Search the listing below for "bottom". Copy each matching line.
════════════════
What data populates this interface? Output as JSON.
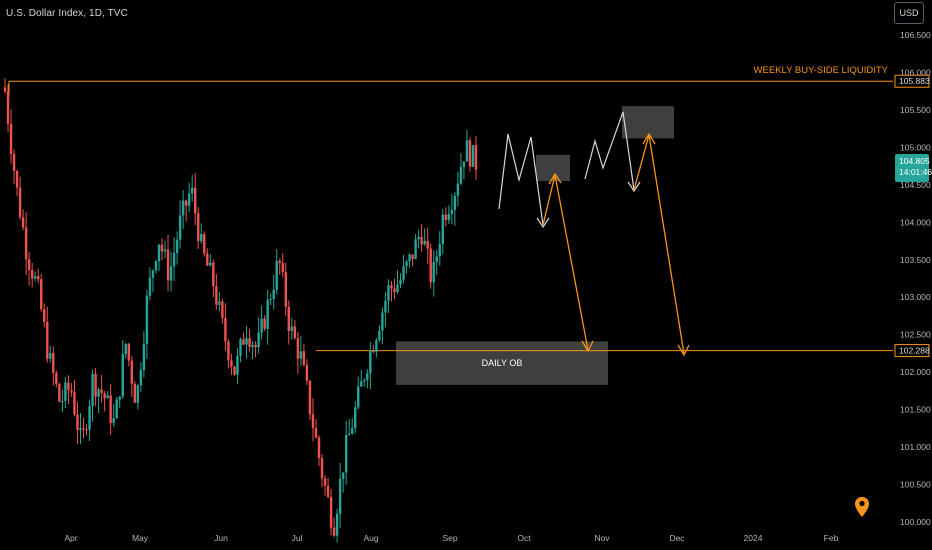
{
  "header": {
    "symbol_title": "U.S. Dollar Index, 1D, TVC",
    "currency_button": "USD"
  },
  "colors": {
    "background": "#000000",
    "bull": "#26a69a",
    "bear": "#ef5350",
    "orange": "#f7931a",
    "zone": "#4a4a4a",
    "sketch": "#d8d8d8",
    "axis_text": "#b2b5be"
  },
  "chart_data": {
    "type": "candlestick",
    "symbol": "U.S. Dollar Index",
    "interval": "1D",
    "source": "TVC",
    "ylim": [
      99.95,
      107.0
    ],
    "y_ticks": [
      "106.500",
      "106.000",
      "105.500",
      "105.000",
      "104.500",
      "104.000",
      "103.500",
      "103.000",
      "102.500",
      "102.000",
      "101.500",
      "101.000",
      "100.500",
      "100.000"
    ],
    "x_ticks": [
      "Apr",
      "May",
      "Jun",
      "Jul",
      "Aug",
      "Sep",
      "Oct",
      "Nov",
      "Dec",
      "2024",
      "Feb"
    ],
    "current_price": {
      "value": "104.805",
      "countdown": "14:01:46"
    },
    "levels": [
      {
        "label": "WEEKLY BUY-SIDE LIQUIDITY",
        "price": "105.883",
        "value": 105.883
      },
      {
        "label": "",
        "price": "102.288",
        "value": 102.288
      }
    ],
    "zones": [
      {
        "label": "DAILY OB",
        "top": 102.41,
        "bottom": 101.83
      },
      {
        "label": "",
        "top": 104.9,
        "bottom": 104.55
      },
      {
        "label": "",
        "top": 105.55,
        "bottom": 105.12
      }
    ],
    "anchors": [
      {
        "close": 105.75
      },
      {
        "close": 104.5
      },
      {
        "close": 103.6
      },
      {
        "close": 103.1
      },
      {
        "close": 102.2
      },
      {
        "close": 101.6
      },
      {
        "close": 101.8
      },
      {
        "close": 101.0
      },
      {
        "close": 101.9
      },
      {
        "close": 101.7
      },
      {
        "close": 101.3
      },
      {
        "close": 102.4
      },
      {
        "close": 101.6
      },
      {
        "close": 103.0
      },
      {
        "close": 103.8
      },
      {
        "close": 103.3
      },
      {
        "close": 104.0
      },
      {
        "close": 104.45
      },
      {
        "close": 103.6
      },
      {
        "close": 103.2
      },
      {
        "close": 102.5
      },
      {
        "close": 102.0
      },
      {
        "close": 102.6
      },
      {
        "close": 102.3
      },
      {
        "close": 102.9
      },
      {
        "close": 103.5
      },
      {
        "close": 102.6
      },
      {
        "close": 102.2
      },
      {
        "close": 101.4
      },
      {
        "close": 100.6
      },
      {
        "close": 99.95
      },
      {
        "close": 100.9
      },
      {
        "close": 101.5
      },
      {
        "close": 102.1
      },
      {
        "close": 102.6
      },
      {
        "close": 103.1
      },
      {
        "close": 103.2
      },
      {
        "close": 103.5
      },
      {
        "close": 103.9
      },
      {
        "close": 103.2
      },
      {
        "close": 104.1
      },
      {
        "close": 104.4
      },
      {
        "close": 105.0
      },
      {
        "close": 104.8
      }
    ]
  }
}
════════════════
**Answer:**
        "bottom": 101.83
        "bottom": 104.55
        "bottom": 105.12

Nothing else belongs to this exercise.